* _Stored data entries_
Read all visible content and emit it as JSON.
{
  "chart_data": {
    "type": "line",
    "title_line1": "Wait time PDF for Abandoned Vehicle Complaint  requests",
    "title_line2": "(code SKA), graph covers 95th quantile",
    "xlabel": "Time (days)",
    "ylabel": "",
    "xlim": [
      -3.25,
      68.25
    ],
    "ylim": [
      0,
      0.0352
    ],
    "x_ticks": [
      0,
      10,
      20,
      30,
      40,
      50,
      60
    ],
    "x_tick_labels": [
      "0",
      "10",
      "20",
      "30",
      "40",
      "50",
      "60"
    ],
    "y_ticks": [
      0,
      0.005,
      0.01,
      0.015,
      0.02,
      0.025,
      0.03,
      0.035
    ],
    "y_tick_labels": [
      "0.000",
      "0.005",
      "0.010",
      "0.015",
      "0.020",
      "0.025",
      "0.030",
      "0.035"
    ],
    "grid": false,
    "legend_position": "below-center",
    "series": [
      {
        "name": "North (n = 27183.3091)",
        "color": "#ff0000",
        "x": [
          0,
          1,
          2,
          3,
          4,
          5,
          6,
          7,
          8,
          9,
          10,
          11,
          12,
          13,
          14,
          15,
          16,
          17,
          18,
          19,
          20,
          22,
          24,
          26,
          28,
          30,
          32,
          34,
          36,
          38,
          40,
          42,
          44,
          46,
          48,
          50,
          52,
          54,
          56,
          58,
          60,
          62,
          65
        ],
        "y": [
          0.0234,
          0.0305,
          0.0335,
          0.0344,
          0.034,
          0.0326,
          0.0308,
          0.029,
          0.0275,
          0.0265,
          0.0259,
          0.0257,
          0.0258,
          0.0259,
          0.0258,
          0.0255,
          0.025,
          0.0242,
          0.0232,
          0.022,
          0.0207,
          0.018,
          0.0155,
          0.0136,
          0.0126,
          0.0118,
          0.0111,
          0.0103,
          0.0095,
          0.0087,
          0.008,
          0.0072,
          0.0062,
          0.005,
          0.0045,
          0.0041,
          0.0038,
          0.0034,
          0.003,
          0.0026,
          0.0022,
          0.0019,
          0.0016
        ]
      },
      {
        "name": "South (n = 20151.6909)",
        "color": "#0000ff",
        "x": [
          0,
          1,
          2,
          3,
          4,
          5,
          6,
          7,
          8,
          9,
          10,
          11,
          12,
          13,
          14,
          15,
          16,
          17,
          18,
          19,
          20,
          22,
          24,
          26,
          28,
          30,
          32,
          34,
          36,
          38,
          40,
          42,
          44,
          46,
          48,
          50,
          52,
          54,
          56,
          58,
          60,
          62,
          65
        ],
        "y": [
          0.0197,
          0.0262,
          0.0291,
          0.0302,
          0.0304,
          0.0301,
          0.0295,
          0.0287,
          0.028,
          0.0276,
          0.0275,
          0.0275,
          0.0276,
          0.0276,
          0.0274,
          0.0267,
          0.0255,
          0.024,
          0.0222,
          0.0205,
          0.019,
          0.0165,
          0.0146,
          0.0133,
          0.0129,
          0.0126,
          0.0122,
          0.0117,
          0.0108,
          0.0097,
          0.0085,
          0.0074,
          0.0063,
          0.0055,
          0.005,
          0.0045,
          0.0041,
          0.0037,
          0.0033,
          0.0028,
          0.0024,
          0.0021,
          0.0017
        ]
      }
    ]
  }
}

* _REQUEST_
From the first line to the last, retype the data exactly.

* _REPLY_
Read all visible content and emit it as JSON.
{
  "chart_data": {
    "type": "line",
    "title_line1": "Wait time PDF for Abandoned Vehicle Complaint  requests",
    "title_line2": "(code SKA), graph covers 95th quantile",
    "xlabel": "Time (days)",
    "ylabel": "",
    "xlim": [
      -3.25,
      68.25
    ],
    "ylim": [
      0,
      0.0352
    ],
    "x_ticks": [
      0,
      10,
      20,
      30,
      40,
      50,
      60
    ],
    "x_tick_labels": [
      "0",
      "10",
      "20",
      "30",
      "40",
      "50",
      "60"
    ],
    "y_ticks": [
      0,
      0.005,
      0.01,
      0.015,
      0.02,
      0.025,
      0.03,
      0.035
    ],
    "y_tick_labels": [
      "0.000",
      "0.005",
      "0.010",
      "0.015",
      "0.020",
      "0.025",
      "0.030",
      "0.035"
    ],
    "grid": false,
    "legend_position": "below-center",
    "series": [
      {
        "name": "North (n = 27183.3091)",
        "color": "#ff0000",
        "x": [
          0,
          1,
          2,
          3,
          4,
          5,
          6,
          7,
          8,
          9,
          10,
          11,
          12,
          13,
          14,
          15,
          16,
          17,
          18,
          19,
          20,
          22,
          24,
          26,
          28,
          30,
          32,
          34,
          36,
          38,
          40,
          42,
          44,
          46,
          48,
          50,
          52,
          54,
          56,
          58,
          60,
          62,
          65
        ],
        "y": [
          0.0234,
          0.0305,
          0.0335,
          0.0344,
          0.034,
          0.0326,
          0.0308,
          0.029,
          0.0275,
          0.0265,
          0.0259,
          0.0257,
          0.0258,
          0.0259,
          0.0258,
          0.0255,
          0.025,
          0.0242,
          0.0232,
          0.022,
          0.0207,
          0.018,
          0.0155,
          0.0136,
          0.0126,
          0.0118,
          0.0111,
          0.0103,
          0.0095,
          0.0087,
          0.008,
          0.0072,
          0.0062,
          0.005,
          0.0045,
          0.0041,
          0.0038,
          0.0034,
          0.003,
          0.0026,
          0.0022,
          0.0019,
          0.0016
        ]
      },
      {
        "name": "South (n = 20151.6909)",
        "color": "#0000ff",
        "x": [
          0,
          1,
          2,
          3,
          4,
          5,
          6,
          7,
          8,
          9,
          10,
          11,
          12,
          13,
          14,
          15,
          16,
          17,
          18,
          19,
          20,
          22,
          24,
          26,
          28,
          30,
          32,
          34,
          36,
          38,
          40,
          42,
          44,
          46,
          48,
          50,
          52,
          54,
          56,
          58,
          60,
          62,
          65
        ],
        "y": [
          0.0197,
          0.0262,
          0.0291,
          0.0302,
          0.0304,
          0.0301,
          0.0295,
          0.0287,
          0.028,
          0.0276,
          0.0275,
          0.0275,
          0.0276,
          0.0276,
          0.0274,
          0.0267,
          0.0255,
          0.024,
          0.0222,
          0.0205,
          0.019,
          0.0165,
          0.0146,
          0.0133,
          0.0129,
          0.0126,
          0.0122,
          0.0117,
          0.0108,
          0.0097,
          0.0085,
          0.0074,
          0.0063,
          0.0055,
          0.005,
          0.0045,
          0.0041,
          0.0037,
          0.0033,
          0.0028,
          0.0024,
          0.0021,
          0.0017
        ]
      }
    ]
  }
}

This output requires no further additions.